▶ _Stored data entries_:
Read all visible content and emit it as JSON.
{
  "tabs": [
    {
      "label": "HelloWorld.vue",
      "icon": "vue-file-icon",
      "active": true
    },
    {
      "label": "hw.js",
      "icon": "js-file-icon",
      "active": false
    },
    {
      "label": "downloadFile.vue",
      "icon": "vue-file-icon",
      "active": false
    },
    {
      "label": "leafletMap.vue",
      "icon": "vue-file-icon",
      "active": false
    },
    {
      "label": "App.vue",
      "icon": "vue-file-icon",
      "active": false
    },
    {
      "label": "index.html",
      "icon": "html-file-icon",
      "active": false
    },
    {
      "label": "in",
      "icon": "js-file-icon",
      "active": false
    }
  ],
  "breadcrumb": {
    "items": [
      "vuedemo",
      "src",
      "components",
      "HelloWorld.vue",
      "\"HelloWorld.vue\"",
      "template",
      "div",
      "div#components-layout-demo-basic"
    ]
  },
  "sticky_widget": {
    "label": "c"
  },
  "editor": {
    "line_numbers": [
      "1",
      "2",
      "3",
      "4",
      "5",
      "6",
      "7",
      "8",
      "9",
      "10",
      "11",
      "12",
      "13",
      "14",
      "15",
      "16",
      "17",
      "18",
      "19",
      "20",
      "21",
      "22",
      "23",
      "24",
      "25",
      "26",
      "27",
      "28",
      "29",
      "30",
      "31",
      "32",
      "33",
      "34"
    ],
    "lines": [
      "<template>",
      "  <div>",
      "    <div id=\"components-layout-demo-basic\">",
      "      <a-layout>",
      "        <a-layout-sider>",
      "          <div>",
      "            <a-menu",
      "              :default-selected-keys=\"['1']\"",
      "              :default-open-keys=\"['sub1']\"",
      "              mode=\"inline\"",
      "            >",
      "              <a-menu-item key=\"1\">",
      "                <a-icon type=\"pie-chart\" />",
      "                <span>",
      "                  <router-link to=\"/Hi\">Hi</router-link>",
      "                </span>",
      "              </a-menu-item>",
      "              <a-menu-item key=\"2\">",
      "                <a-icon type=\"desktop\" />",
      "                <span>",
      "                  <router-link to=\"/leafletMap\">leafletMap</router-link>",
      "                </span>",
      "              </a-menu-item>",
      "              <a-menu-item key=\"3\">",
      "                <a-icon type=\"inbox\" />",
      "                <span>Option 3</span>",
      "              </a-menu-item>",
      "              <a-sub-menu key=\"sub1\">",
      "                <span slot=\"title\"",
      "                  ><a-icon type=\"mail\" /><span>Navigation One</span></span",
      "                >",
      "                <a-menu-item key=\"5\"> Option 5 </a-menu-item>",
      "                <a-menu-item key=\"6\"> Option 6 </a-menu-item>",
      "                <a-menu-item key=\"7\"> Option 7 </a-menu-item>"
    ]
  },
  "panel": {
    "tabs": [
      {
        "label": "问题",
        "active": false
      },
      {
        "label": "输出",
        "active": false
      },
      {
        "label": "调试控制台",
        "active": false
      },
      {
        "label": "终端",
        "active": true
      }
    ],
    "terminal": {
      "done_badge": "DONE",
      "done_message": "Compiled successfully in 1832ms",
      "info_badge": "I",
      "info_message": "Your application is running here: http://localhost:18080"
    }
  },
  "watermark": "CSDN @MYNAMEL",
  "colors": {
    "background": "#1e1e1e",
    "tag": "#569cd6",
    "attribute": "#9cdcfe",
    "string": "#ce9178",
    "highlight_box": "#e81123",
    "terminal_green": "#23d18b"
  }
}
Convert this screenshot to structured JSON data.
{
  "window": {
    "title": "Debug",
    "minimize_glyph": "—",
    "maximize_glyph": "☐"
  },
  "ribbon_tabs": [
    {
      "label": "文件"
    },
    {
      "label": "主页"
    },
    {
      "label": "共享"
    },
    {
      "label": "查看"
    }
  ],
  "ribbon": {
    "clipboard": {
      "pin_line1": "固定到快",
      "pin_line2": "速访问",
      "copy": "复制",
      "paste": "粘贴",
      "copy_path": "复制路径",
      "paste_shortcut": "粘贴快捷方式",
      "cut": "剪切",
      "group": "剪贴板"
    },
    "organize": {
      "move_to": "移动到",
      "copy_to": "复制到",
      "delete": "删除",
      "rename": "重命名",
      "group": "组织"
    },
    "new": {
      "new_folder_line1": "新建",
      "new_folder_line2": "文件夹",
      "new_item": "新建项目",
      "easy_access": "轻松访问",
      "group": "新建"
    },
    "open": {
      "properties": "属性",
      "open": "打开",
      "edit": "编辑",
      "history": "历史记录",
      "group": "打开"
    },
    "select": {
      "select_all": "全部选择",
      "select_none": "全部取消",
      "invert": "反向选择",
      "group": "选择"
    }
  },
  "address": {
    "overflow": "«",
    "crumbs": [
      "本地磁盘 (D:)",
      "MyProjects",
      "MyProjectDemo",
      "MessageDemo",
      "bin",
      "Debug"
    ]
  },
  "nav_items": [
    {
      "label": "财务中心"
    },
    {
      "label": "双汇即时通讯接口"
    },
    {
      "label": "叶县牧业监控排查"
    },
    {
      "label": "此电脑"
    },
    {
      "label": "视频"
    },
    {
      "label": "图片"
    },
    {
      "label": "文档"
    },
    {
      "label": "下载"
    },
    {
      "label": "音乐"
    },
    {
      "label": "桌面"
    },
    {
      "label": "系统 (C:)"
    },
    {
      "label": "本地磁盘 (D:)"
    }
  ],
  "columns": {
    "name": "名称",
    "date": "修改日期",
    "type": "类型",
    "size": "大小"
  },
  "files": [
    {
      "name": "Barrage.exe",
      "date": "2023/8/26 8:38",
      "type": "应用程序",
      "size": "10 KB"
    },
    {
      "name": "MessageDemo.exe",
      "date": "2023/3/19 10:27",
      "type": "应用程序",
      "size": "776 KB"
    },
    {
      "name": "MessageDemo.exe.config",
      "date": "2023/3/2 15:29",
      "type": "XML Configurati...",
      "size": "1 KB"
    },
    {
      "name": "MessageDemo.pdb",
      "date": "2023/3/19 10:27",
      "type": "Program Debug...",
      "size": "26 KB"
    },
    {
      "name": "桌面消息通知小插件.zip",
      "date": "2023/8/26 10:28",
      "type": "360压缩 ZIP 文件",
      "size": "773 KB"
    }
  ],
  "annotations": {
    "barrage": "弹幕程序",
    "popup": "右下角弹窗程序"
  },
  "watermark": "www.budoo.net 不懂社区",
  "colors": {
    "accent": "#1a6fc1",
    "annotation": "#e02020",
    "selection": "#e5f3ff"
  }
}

▶ _The task_:
List all lines in the material containing the string "HelloWorld".

▶ _Solution to this exercise_:
      "label": "HelloWorld.vue",
      "HelloWorld.vue",
      "\"HelloWorld.vue\"",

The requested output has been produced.